[BEGIN Records for processing]

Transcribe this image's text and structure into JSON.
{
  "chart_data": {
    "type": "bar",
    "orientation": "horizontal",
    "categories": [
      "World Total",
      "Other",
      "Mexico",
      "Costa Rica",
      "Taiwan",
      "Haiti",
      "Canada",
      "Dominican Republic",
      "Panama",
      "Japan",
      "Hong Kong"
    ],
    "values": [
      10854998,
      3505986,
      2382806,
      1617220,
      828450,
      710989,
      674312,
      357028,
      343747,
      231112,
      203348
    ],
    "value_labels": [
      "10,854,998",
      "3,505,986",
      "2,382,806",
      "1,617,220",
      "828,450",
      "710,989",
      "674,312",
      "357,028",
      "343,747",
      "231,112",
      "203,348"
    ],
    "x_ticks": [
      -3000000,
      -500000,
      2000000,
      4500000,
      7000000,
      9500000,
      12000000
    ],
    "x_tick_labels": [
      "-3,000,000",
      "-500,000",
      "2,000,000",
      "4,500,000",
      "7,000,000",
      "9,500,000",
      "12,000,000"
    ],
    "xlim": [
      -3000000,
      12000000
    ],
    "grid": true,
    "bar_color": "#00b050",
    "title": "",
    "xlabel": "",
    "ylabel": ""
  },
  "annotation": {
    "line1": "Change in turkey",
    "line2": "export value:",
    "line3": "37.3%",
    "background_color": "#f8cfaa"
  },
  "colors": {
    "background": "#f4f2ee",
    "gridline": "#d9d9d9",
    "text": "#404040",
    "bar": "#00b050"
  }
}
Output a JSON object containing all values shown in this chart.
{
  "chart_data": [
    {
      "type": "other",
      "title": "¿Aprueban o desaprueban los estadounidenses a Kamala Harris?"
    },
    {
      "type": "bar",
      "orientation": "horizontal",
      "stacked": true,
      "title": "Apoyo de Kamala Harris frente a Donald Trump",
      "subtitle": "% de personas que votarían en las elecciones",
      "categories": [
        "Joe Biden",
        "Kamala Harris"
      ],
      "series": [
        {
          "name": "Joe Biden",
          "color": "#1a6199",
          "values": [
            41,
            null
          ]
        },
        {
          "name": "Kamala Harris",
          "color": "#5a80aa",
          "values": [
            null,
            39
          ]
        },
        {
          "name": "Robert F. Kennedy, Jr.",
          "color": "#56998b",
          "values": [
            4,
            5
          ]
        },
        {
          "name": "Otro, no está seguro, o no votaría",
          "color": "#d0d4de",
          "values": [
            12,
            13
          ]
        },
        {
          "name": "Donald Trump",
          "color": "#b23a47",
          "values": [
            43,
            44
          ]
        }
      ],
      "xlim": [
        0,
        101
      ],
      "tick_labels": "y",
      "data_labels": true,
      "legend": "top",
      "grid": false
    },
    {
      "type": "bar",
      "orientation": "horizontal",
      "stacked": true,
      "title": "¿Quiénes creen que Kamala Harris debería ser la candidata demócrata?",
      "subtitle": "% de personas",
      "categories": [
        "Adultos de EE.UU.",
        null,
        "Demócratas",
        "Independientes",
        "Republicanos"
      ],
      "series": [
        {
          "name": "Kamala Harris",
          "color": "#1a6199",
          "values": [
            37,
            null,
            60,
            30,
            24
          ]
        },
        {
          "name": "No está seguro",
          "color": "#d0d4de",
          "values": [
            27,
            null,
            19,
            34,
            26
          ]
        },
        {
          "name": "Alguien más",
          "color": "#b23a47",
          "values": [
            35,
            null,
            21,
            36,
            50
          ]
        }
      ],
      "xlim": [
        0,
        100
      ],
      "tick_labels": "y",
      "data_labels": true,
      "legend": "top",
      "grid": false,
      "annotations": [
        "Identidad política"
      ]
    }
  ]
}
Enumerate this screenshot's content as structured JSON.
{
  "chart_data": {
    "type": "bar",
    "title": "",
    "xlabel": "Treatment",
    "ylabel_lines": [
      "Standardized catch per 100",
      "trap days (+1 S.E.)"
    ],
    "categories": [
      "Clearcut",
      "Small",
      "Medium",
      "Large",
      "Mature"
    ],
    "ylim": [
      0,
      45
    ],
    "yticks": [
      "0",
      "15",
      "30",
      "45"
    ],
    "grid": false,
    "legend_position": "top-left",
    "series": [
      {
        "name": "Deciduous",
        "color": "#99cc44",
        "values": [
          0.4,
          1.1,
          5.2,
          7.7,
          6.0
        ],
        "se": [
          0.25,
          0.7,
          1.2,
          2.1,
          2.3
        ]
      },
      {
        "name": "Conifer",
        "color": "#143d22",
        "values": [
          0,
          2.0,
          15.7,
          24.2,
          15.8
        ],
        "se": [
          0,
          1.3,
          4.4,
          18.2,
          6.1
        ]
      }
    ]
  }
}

[END Records for processing]

Every line above should be retyped exactly as given.

Transcribe this image's text and structure into JSON.
{
  "chart_data": {
    "type": "bar",
    "orientation": "horizontal",
    "categories": [
      "World Total",
      "Other",
      "Mexico",
      "Costa Rica",
      "Taiwan",
      "Haiti",
      "Canada",
      "Dominican Republic",
      "Panama",
      "Japan",
      "Hong Kong"
    ],
    "values": [
      10854998,
      3505986,
      2382806,
      1617220,
      828450,
      710989,
      674312,
      357028,
      343747,
      231112,
      203348
    ],
    "value_labels": [
      "10,854,998",
      "3,505,986",
      "2,382,806",
      "1,617,220",
      "828,450",
      "710,989",
      "674,312",
      "357,028",
      "343,747",
      "231,112",
      "203,348"
    ],
    "x_ticks": [
      -3000000,
      -500000,
      2000000,
      4500000,
      7000000,
      9500000,
      12000000
    ],
    "x_tick_labels": [
      "-3,000,000",
      "-500,000",
      "2,000,000",
      "4,500,000",
      "7,000,000",
      "9,500,000",
      "12,000,000"
    ],
    "xlim": [
      -3000000,
      12000000
    ],
    "grid": true,
    "bar_color": "#00b050",
    "title": "",
    "xlabel": "",
    "ylabel": ""
  },
  "annotation": {
    "line1": "Change in turkey",
    "line2": "export value:",
    "line3": "37.3%",
    "background_color": "#f8cfaa"
  },
  "colors": {
    "background": "#f4f2ee",
    "gridline": "#d9d9d9",
    "text": "#404040",
    "bar": "#00b050"
  }
}
Output a JSON object containing all values shown in this chart.
{
  "chart_data": [
    {
      "type": "other",
      "title": "¿Aprueban o desaprueban los estadounidenses a Kamala Harris?"
    },
    {
      "type": "bar",
      "orientation": "horizontal",
      "stacked": true,
      "title": "Apoyo de Kamala Harris frente a Donald Trump",
      "subtitle": "% de personas que votarían en las elecciones",
      "categories": [
        "Joe Biden",
        "Kamala Harris"
      ],
      "series": [
        {
          "name": "Joe Biden",
          "color": "#1a6199",
          "values": [
            41,
            null
          ]
        },
        {
          "name": "Kamala Harris",
          "color": "#5a80aa",
          "values": [
            null,
            39
          ]
        },
        {
          "name": "Robert F. Kennedy, Jr.",
          "color": "#56998b",
          "values": [
            4,
            5
          ]
        },
        {
          "name": "Otro, no está seguro, o no votaría",
          "color": "#d0d4de",
          "values": [
            12,
            13
          ]
        },
        {
          "name": "Donald Trump",
          "color": "#b23a47",
          "values": [
            43,
            44
          ]
        }
      ],
      "xlim": [
        0,
        101
      ],
      "tick_labels": "y",
      "data_labels": true,
      "legend": "top",
      "grid": false
    },
    {
      "type": "bar",
      "orientation": "horizontal",
      "stacked": true,
      "title": "¿Quiénes creen que Kamala Harris debería ser la candidata demócrata?",
      "subtitle": "% de personas",
      "categories": [
        "Adultos de EE.UU.",
        null,
        "Demócratas",
        "Independientes",
        "Republicanos"
      ],
      "series": [
        {
          "name": "Kamala Harris",
          "color": "#1a6199",
          "values": [
            37,
            null,
            60,
            30,
            24
          ]
        },
        {
          "name": "No está seguro",
          "color": "#d0d4de",
          "values": [
            27,
            null,
            19,
            34,
            26
          ]
        },
        {
          "name": "Alguien más",
          "color": "#b23a47",
          "values": [
            35,
            null,
            21,
            36,
            50
          ]
        }
      ],
      "xlim": [
        0,
        100
      ],
      "tick_labels": "y",
      "data_labels": true,
      "legend": "top",
      "grid": false,
      "annotations": [
        "Identidad política"
      ]
    }
  ]
}
Enumerate this screenshot's content as structured JSON.
{
  "chart_data": {
    "type": "bar",
    "title": "",
    "xlabel": "Treatment",
    "ylabel_lines": [
      "Standardized catch per 100",
      "trap days (+1 S.E.)"
    ],
    "categories": [
      "Clearcut",
      "Small",
      "Medium",
      "Large",
      "Mature"
    ],
    "ylim": [
      0,
      45
    ],
    "yticks": [
      "0",
      "15",
      "30",
      "45"
    ],
    "grid": false,
    "legend_position": "top-left",
    "series": [
      {
        "name": "Deciduous",
        "color": "#99cc44",
        "values": [
          0.4,
          1.1,
          5.2,
          7.7,
          6.0
        ],
        "se": [
          0.25,
          0.7,
          1.2,
          2.1,
          2.3
        ]
      },
      {
        "name": "Conifer",
        "color": "#143d22",
        "values": [
          0,
          2.0,
          15.7,
          24.2,
          15.8
        ],
        "se": [
          0,
          1.3,
          4.4,
          18.2,
          6.1
        ]
      }
    ]
  }
}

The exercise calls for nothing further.